[start of EXERCISE DATA]

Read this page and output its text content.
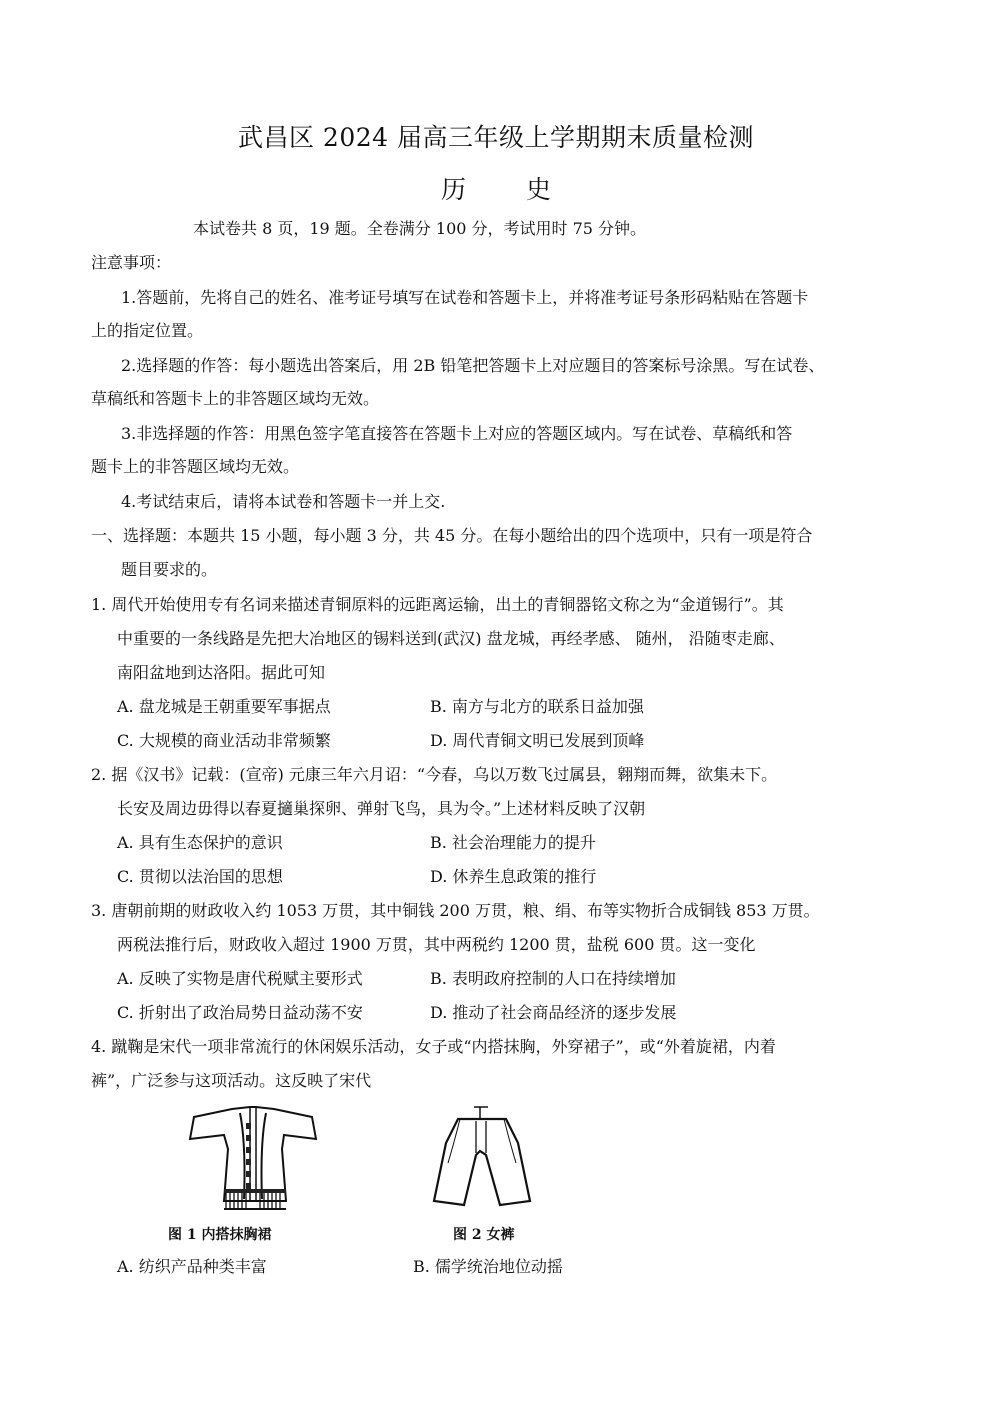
武昌区 2024 届高三年级上学期期末质量检测
历 史
本试卷共 8 页，19 题。全卷满分 100 分，考试用时 75 分钟。
注意事项：
1.答题前，先将自己的姓名、准考证号填写在试卷和答题卡上，并将准考证号条形码粘贴在答题卡
上的指定位置。
2.选择题的作答：每小题选出答案后，用 2B 铅笔把答题卡上对应题目的答案标号涂黑。写在试卷、
草稿纸和答题卡上的非答题区域均无效。
3.非选择题的作答：用黑色签字笔直接答在答题卡上对应的答题区域内。写在试卷、草稿纸和答
题卡上的非答题区域均无效。
4.考试结束后，请将本试卷和答题卡一并上交.
一、选择题：本题共 15 小题，每小题 3 分，共 45 分。在每小题给出的四个选项中，只有一项是符合
题目要求的。
1. 周代开始使用专有名词来描述青铜原料的远距离运输，出土的青铜器铭文称之为“金道锡行”。其
中重要的一条线路是先把大冶地区的锡料送到(武汉) 盘龙城，再经孝感、 随州， 沿随枣走廊、
南阳盆地到达洛阳。据此可知
A. 盘龙城是王朝重要军事据点	B. 南方与北方的联系日益加强
C. 大规模的商业活动非常频繁	D. 周代青铜文明已发展到顶峰
2. 据《汉书》记载：(宣帝) 元康三年六月诏：“今春，乌以万数飞过属县，翱翔而舞，欲集未下。
长安及周边毋得以春夏擿巢探卵、弹射飞鸟，具为令。”上述材料反映了汉朝
A. 具有生态保护的意识	B. 社会治理能力的提升
C. 贯彻以法治国的思想	D. 休养生息政策的推行
3. 唐朝前期的财政收入约 1053 万贯，其中铜钱 200 万贯，粮、绢、布等实物折合成铜钱 853 万贯。
两税法推行后，财政收入超过 1900 万贯，其中两税约 1200 贯，盐税 600 贯。这一变化
A. 反映了实物是唐代税赋主要形式	B. 表明政府控制的人口在持续增加
C. 折射出了政治局势日益动荡不安	D. 推动了社会商品经济的逐步发展
4. 蹴鞠是宋代一项非常流行的休闲娱乐活动，女子或“内搭抹胸，外穿裙子”，或“外着旋裙，内着
裤”，广泛参与这项活动。这反映了宋代
图 1 内搭抹胸裙	图 2 女裤
A. 纺织产品种类丰富	B. 儒学统治地位动摇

[end of EXERCISE DATA]

TASK STATEMENT
The pictures in the entries should be left out; output everything else exactly.

ANSWER FOR THE TASK
Read this page and output its text content.
武昌区 2024 届高三年级上学期期末质量检测
历 史
本试卷共 8 页，19 题。全卷满分 100 分，考试用时 75 分钟。
注意事项：
1.答题前，先将自己的姓名、准考证号填写在试卷和答题卡上，并将准考证号条形码粘贴在答题卡
上的指定位置。
2.选择题的作答：每小题选出答案后，用 2B 铅笔把答题卡上对应题目的答案标号涂黑。写在试卷、
草稿纸和答题卡上的非答题区域均无效。
3.非选择题的作答：用黑色签字笔直接答在答题卡上对应的答题区域内。写在试卷、草稿纸和答
题卡上的非答题区域均无效。
4.考试结束后，请将本试卷和答题卡一并上交.
一、选择题：本题共 15 小题，每小题 3 分，共 45 分。在每小题给出的四个选项中，只有一项是符合
题目要求的。
1. 周代开始使用专有名词来描述青铜原料的远距离运输，出土的青铜器铭文称之为“金道锡行”。其
中重要的一条线路是先把大冶地区的锡料送到(武汉) 盘龙城，再经孝感、 随州， 沿随枣走廊、
南阳盆地到达洛阳。据此可知
A. 盘龙城是王朝重要军事据点	B. 南方与北方的联系日益加强
C. 大规模的商业活动非常频繁	D. 周代青铜文明已发展到顶峰
2. 据《汉书》记载：(宣帝) 元康三年六月诏：“今春，乌以万数飞过属县，翱翔而舞，欲集未下。
长安及周边毋得以春夏擿巢探卵、弹射飞鸟，具为令。”上述材料反映了汉朝
A. 具有生态保护的意识	B. 社会治理能力的提升
C. 贯彻以法治国的思想	D. 休养生息政策的推行
3. 唐朝前期的财政收入约 1053 万贯，其中铜钱 200 万贯，粮、绢、布等实物折合成铜钱 853 万贯。
两税法推行后，财政收入超过 1900 万贯，其中两税约 1200 贯，盐税 600 贯。这一变化
A. 反映了实物是唐代税赋主要形式	B. 表明政府控制的人口在持续增加
C. 折射出了政治局势日益动荡不安	D. 推动了社会商品经济的逐步发展
4. 蹴鞠是宋代一项非常流行的休闲娱乐活动，女子或“内搭抹胸，外穿裙子”，或“外着旋裙，内着
裤”，广泛参与这项活动。这反映了宋代
图 1 内搭抹胸裙	图 2 女裤
A. 纺织产品种类丰富	B. 儒学统治地位动摇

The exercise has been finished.